### PROBLEM TO WORK ON
Every line from the one with "Read out every word on this page." through the end of the entries below should be written out exactly; the pictures should not.

### RECORD EXCERPTS
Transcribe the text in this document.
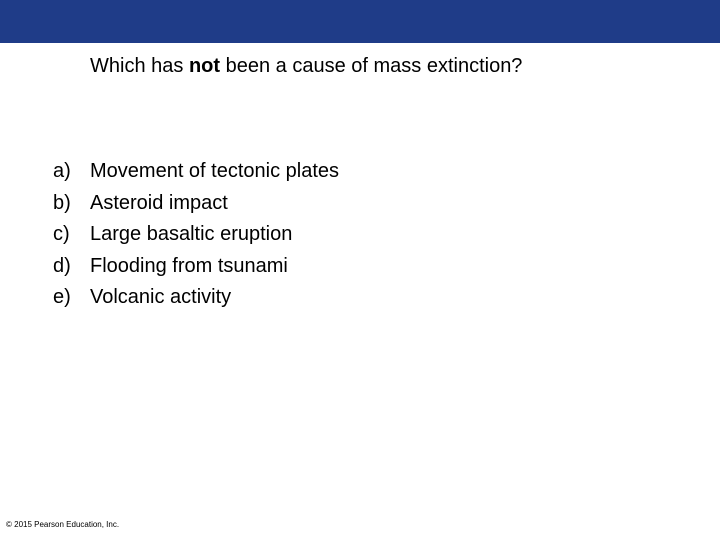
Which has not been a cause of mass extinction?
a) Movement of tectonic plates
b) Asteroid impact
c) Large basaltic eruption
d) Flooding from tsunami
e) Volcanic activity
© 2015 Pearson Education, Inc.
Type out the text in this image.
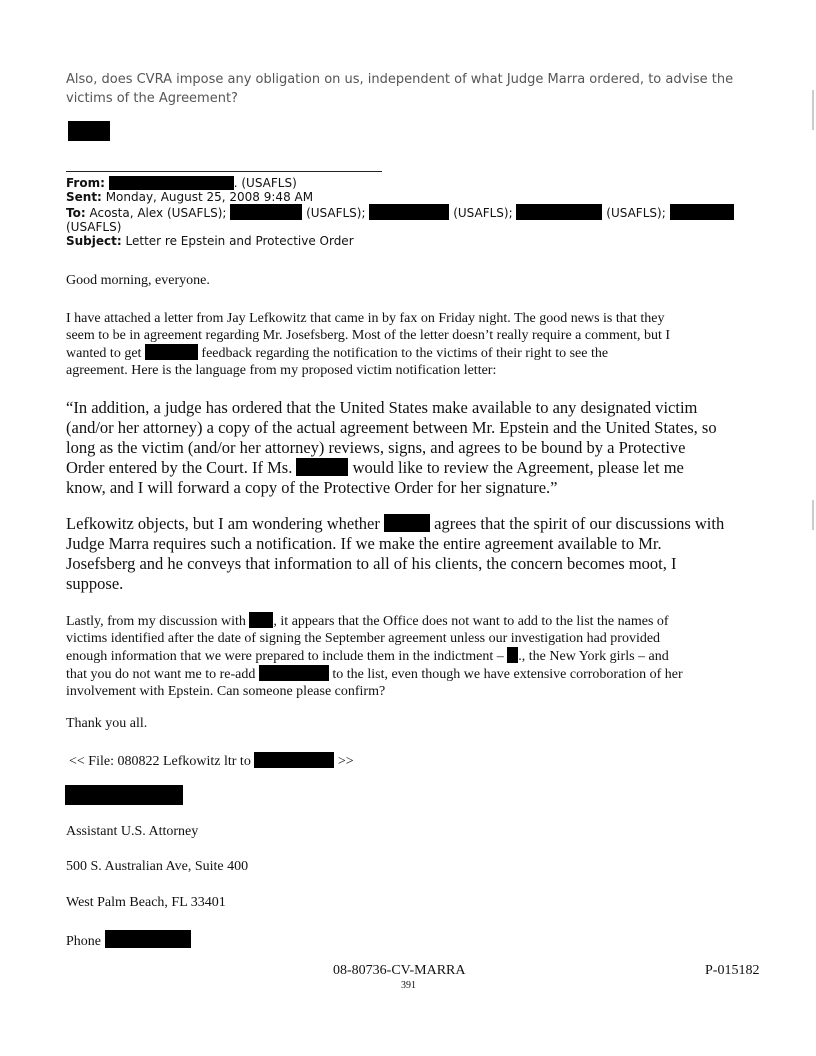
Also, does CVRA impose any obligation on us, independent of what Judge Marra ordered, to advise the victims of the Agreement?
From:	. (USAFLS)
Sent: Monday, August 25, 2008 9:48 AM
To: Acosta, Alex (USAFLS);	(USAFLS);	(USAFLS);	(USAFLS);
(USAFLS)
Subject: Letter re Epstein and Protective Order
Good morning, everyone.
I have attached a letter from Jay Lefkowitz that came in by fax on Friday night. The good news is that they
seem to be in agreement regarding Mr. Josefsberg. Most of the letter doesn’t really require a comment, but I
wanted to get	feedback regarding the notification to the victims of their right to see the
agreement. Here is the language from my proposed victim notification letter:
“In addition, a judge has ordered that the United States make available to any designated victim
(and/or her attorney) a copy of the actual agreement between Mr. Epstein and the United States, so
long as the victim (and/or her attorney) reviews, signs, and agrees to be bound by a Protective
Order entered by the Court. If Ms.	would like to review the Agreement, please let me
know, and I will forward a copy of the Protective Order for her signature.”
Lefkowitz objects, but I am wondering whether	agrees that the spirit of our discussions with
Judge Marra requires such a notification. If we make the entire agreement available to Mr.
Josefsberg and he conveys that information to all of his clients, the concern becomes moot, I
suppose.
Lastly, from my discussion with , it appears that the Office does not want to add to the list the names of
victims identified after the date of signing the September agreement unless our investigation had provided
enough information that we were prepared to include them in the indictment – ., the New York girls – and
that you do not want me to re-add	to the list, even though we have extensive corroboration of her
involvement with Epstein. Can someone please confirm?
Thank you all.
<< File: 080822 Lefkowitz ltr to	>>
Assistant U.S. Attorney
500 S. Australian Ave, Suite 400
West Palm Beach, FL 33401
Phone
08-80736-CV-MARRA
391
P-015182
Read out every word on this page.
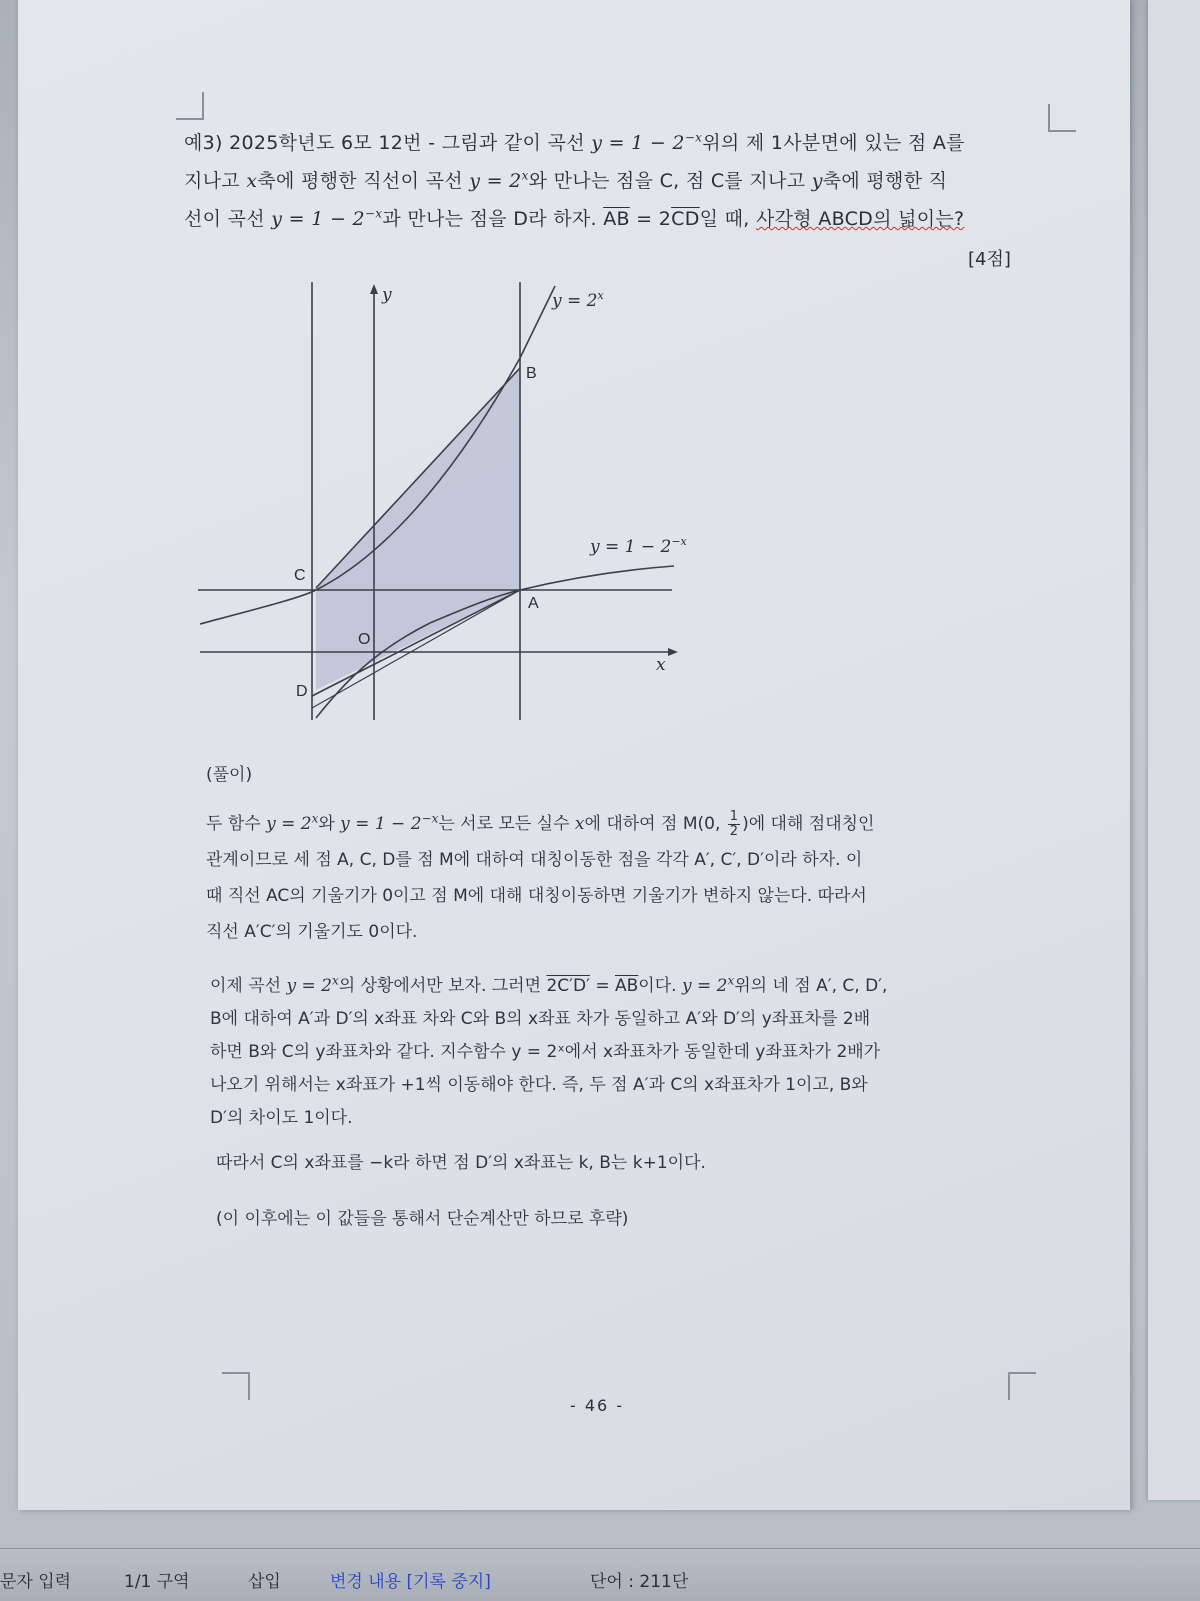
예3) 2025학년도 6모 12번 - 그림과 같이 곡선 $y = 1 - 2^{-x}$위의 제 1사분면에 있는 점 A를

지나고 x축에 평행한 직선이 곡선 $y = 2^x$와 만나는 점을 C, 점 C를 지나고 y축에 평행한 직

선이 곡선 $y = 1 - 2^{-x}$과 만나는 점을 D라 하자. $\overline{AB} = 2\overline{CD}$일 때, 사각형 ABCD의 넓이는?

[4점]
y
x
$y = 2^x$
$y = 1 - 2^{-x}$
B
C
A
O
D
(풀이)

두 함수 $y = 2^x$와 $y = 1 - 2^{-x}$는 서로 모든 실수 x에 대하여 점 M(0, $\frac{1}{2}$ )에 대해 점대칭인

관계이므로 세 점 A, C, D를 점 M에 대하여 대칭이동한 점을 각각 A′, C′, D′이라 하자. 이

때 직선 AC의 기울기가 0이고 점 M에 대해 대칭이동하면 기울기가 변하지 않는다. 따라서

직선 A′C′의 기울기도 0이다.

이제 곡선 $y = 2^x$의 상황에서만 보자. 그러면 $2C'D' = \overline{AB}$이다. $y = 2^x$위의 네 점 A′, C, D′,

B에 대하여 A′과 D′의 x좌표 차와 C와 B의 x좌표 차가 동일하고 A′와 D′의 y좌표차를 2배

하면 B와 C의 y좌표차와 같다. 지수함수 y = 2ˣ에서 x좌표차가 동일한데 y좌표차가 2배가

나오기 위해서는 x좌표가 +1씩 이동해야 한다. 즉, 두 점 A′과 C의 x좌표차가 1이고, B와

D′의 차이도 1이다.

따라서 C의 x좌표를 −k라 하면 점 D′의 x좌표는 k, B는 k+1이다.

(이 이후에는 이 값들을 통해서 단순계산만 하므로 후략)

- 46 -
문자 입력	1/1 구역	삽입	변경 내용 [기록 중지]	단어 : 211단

### THE COMPLETED TASK
Read out every word on this page.
예3) 2025학년도 6모 12번 - 그림과 같이 곡선 $y = 1 - 2^{-x}$위의 제 1사분면에 있는 점 A를

지나고 x축에 평행한 직선이 곡선 $y = 2^x$와 만나는 점을 C, 점 C를 지나고 y축에 평행한 직

선이 곡선 $y = 1 - 2^{-x}$과 만나는 점을 D라 하자. $\overline{AB} = 2\overline{CD}$일 때, 사각형 ABCD의 넓이는?

[4점]
y
x
$y = 2^x$
$y = 1 - 2^{-x}$
B
C
A
O
D
(풀이)

두 함수 $y = 2^x$와 $y = 1 - 2^{-x}$는 서로 모든 실수 x에 대하여 점 M(0, $\frac{1}{2}$ )에 대해 점대칭인

관계이므로 세 점 A, C, D를 점 M에 대하여 대칭이동한 점을 각각 A′, C′, D′이라 하자. 이

때 직선 AC의 기울기가 0이고 점 M에 대해 대칭이동하면 기울기가 변하지 않는다. 따라서

직선 A′C′의 기울기도 0이다.

이제 곡선 $y = 2^x$의 상황에서만 보자. 그러면 $2C'D' = \overline{AB}$이다. $y = 2^x$위의 네 점 A′, C, D′,

B에 대하여 A′과 D′의 x좌표 차와 C와 B의 x좌표 차가 동일하고 A′와 D′의 y좌표차를 2배

하면 B와 C의 y좌표차와 같다. 지수함수 y = 2ˣ에서 x좌표차가 동일한데 y좌표차가 2배가

나오기 위해서는 x좌표가 +1씩 이동해야 한다. 즉, 두 점 A′과 C의 x좌표차가 1이고, B와

D′의 차이도 1이다.

따라서 C의 x좌표를 −k라 하면 점 D′의 x좌표는 k, B는 k+1이다.

(이 이후에는 이 값들을 통해서 단순계산만 하므로 후략)

- 46 -
문자 입력	1/1 구역	삽입	변경 내용 [기록 중지]	단어 : 211단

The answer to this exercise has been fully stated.